- **WHAT THE TASK ASKS**:
In the records below, pick out all lines containing the word "ninth".
* Begin *
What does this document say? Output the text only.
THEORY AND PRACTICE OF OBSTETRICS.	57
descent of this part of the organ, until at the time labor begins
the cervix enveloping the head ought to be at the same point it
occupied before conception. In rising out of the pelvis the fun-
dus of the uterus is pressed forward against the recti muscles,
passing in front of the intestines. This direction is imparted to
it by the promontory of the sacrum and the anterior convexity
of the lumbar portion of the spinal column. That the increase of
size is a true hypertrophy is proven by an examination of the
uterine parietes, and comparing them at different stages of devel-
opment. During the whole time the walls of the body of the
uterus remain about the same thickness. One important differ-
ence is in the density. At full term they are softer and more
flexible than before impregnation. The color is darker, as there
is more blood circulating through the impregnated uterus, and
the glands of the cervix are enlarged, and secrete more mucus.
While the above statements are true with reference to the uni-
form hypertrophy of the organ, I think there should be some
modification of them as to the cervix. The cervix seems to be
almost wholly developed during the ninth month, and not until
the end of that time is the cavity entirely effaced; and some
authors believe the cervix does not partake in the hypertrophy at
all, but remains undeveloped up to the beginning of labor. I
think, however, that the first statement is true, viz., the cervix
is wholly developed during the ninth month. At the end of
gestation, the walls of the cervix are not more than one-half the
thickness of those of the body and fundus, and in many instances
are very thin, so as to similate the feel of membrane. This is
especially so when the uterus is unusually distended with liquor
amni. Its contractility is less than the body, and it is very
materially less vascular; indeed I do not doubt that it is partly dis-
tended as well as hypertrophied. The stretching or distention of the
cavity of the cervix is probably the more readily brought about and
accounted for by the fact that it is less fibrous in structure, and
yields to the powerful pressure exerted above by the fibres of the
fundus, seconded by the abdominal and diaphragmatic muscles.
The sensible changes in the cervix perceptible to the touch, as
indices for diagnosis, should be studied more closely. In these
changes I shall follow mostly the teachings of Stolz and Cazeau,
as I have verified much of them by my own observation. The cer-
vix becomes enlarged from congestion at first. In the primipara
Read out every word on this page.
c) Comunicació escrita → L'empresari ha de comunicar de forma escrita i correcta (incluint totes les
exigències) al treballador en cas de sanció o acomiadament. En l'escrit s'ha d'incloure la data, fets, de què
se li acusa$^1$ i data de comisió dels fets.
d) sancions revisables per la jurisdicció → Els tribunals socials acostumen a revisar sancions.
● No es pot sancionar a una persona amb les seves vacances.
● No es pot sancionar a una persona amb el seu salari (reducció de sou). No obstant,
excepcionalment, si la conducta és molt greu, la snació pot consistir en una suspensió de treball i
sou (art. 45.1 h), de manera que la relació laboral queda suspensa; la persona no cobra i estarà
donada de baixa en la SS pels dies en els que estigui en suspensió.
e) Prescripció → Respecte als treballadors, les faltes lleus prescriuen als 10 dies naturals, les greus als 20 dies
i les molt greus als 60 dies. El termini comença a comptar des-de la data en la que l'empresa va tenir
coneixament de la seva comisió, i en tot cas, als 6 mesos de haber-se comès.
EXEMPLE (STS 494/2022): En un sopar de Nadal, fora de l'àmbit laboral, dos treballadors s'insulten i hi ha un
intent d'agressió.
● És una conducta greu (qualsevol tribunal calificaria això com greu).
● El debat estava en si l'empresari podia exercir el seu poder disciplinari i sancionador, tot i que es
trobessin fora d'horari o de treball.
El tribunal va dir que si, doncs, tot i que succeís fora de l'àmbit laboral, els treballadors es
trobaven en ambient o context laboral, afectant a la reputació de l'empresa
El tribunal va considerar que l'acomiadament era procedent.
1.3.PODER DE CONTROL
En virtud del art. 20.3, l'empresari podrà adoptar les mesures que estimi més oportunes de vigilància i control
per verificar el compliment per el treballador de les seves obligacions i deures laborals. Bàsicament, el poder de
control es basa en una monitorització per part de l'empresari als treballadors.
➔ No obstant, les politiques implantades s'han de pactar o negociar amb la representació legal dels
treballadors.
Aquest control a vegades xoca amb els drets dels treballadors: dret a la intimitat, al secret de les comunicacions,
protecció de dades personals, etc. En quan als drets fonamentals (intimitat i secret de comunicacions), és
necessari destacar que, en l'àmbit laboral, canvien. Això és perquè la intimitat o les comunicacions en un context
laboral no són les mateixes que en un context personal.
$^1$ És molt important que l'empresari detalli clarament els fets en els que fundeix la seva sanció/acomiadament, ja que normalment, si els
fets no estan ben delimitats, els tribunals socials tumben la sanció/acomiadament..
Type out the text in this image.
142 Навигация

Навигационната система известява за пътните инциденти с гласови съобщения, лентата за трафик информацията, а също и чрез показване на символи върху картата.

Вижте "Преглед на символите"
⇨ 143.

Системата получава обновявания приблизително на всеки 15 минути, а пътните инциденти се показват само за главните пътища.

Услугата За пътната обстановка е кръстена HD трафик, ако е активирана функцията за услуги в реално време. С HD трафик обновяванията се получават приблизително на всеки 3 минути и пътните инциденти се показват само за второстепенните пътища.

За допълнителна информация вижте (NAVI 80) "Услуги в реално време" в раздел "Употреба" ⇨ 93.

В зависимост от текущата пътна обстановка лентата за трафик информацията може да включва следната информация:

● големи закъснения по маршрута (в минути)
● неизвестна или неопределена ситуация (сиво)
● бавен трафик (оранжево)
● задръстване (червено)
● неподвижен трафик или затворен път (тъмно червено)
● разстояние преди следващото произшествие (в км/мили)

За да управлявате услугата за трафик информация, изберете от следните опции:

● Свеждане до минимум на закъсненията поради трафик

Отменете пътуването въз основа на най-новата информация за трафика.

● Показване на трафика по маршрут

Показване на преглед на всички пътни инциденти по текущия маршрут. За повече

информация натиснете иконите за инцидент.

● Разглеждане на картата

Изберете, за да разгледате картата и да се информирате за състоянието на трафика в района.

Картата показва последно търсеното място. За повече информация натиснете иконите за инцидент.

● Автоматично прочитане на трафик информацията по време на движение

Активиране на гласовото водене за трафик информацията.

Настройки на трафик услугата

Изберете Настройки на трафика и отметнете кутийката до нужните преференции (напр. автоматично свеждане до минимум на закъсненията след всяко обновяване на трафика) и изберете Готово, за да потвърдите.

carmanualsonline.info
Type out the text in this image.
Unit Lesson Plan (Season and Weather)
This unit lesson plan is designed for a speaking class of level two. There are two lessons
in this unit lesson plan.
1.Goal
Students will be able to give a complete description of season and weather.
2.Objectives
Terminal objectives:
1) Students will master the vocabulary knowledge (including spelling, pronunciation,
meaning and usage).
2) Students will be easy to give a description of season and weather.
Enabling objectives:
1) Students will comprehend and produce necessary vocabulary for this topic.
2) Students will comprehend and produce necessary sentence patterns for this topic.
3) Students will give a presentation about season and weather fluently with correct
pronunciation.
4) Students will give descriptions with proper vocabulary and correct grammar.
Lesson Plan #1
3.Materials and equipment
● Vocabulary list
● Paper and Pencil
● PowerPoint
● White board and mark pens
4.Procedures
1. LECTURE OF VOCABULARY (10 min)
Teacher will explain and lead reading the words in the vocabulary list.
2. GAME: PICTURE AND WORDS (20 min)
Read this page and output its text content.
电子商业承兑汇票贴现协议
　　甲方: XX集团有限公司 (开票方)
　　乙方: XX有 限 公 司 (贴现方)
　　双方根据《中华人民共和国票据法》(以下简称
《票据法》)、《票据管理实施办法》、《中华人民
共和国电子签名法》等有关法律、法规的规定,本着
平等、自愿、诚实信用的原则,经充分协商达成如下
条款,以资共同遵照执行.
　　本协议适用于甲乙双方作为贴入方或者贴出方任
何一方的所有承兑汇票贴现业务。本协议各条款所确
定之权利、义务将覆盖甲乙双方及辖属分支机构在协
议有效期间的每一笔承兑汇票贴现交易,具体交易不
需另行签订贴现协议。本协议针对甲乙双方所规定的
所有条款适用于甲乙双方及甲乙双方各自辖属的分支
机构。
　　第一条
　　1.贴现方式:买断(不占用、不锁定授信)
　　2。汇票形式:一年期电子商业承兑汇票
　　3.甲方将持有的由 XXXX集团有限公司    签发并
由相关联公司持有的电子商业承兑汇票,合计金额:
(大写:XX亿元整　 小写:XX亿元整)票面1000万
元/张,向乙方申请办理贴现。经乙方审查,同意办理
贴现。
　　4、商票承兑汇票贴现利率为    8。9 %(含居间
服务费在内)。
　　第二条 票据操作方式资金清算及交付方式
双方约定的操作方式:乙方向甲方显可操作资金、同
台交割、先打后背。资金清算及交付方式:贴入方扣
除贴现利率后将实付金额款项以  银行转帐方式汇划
* End *
- **EXERCISE ANSWER**:
almost wholly developed during the ninth month, and not until
is wholly developed during the ninth month. At the end of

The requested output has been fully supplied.